2 - Parents are Selfish
“I think we’re going to take a break from lessons for now”.
“Louise is involved with a lot of other activities. She doesn’t really have time to practice”
Last time, I discussed the hinderance of schoolwork being a factor in a child's diminishing music education. This week I'll discuss the role activities play into the equation.
Soccer, Swimming, Girl Scouts, Fencing, Chess Club, Baseball, Basketball. Glorified play dates for children and adults alike.
Group activities do of course have their advantages, like team building, strengthening camaraderie at a young age, and showing the importance of working together to achieve goals. But they also have their disadvantages. Singling out participants and discrimination because of sex, race, or ability. The coach or adult coordinator of the group can only do so much as to prevent this, but it’s ultimately up to the children involved. Case in point, team building, camaraderie, and goal achieving are often times not the reasons why parents sign up their children. Intentionally.
In today’s society there is a need of belonging. If you’re not part of the group, then you’re left out. Being introverted is a considered a disease, or a disorder. So much emphasis is placed on the social aspect of being part of the group. Even more so for the parents, than for their children.
We see it all the time. Parents drop their kids off at soccer practice and stick around and talk to each other. They gossip about their lives, about other people’s lives or where they’re going on vacation or about how much schoolwork and other activities their child is involved. It’s a contest for them to see whose child is better, who can do more without feeling overwhelmed. They may even be complaining about how much work is involved with their child’s music lessons. Something that’s supposed to be “fun”. They use the plethora of activities their children are involved with as an excuse for why they're not doing well in school. While they're at one of those activities! Ironic, isn’t it? The gossiping has almost become therapeutic for them to some degree. This is all they know. It’s almost like they’re acting as teenagers do in the hallways of a high school between classes. They aren’t doing this intentionally. Society has forced them into this cookie cutter mold. “Soccer mom” has become chess mom, volleyball mom, and swimming mom. Activity mom. And yes even “band mom”.

Information supplied:
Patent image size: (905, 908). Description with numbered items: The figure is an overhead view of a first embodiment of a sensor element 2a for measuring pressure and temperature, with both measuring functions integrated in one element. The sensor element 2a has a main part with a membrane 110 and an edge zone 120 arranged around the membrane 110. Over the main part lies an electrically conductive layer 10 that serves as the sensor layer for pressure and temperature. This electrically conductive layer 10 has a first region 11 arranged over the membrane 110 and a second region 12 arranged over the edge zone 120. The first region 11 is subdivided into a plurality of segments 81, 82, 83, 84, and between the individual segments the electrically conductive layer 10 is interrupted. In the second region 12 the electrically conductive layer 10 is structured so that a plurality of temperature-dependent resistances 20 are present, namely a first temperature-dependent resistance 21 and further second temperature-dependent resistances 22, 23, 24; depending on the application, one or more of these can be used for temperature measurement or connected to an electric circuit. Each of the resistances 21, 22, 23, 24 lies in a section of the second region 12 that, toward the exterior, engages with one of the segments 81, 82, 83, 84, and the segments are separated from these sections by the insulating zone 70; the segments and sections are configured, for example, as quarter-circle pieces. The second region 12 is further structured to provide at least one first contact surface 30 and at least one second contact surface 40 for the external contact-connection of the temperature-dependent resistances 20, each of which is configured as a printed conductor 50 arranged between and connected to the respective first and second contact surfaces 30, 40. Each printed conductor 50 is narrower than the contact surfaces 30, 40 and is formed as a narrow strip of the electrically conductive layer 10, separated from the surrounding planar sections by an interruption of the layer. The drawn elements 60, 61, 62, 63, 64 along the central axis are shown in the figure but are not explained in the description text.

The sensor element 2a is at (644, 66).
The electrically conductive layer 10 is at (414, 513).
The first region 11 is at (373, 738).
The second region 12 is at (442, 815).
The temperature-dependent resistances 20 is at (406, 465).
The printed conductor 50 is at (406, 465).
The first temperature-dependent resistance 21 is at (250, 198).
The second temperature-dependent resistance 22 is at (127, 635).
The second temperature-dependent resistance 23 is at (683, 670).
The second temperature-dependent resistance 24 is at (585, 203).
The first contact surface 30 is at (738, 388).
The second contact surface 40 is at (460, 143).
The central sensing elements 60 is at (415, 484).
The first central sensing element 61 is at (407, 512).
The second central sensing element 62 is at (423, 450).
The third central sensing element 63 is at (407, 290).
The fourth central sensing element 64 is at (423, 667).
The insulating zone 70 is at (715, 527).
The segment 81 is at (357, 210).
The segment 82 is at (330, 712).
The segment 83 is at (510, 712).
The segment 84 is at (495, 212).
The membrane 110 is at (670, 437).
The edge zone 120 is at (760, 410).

Task item A:
Reproduce the passage of the essay on children's activities that opens with the words containing "2 - Parents" and closes with "into the equation.".
Task item B:
Answer these questions using the essay on children's activities.
(i) What did the previous installment discuss, as the essay recalls?
(ii) What does the essay say being introverted is considered in today's society?
(iii) To whom does the essay compare the gossiping parents?
Task item C:
Translate this sentence from the essay on children's activities into Spanish: "Parents drop their kids off at soccer practice and stick around and talk to each other."
The rows come from a separate source unrelated to the essay on children's activities.

Worked solution A:
2 - Parents are Selfish
“I think we’re going to take a break from lessons for now”.
“Louise is involved with a lot of other activities. She doesn’t really have time to practice”
Last time, I discussed the hinderance of schoolwork being a factor in a child's diminishing music education. This week I'll discuss the role activities play into the equation.

Worked solution B:
(i) The hindrance of schoolwork as a factor in a child's diminishing music education.
(ii) A disease, or a disorder.
(iii) To teenagers in the hallways of a high school between classes.

Worked solution C:
Los padres dejan a sus hijos en el entrenamiento de fútbol, se quedan allí y conversan entre ellos.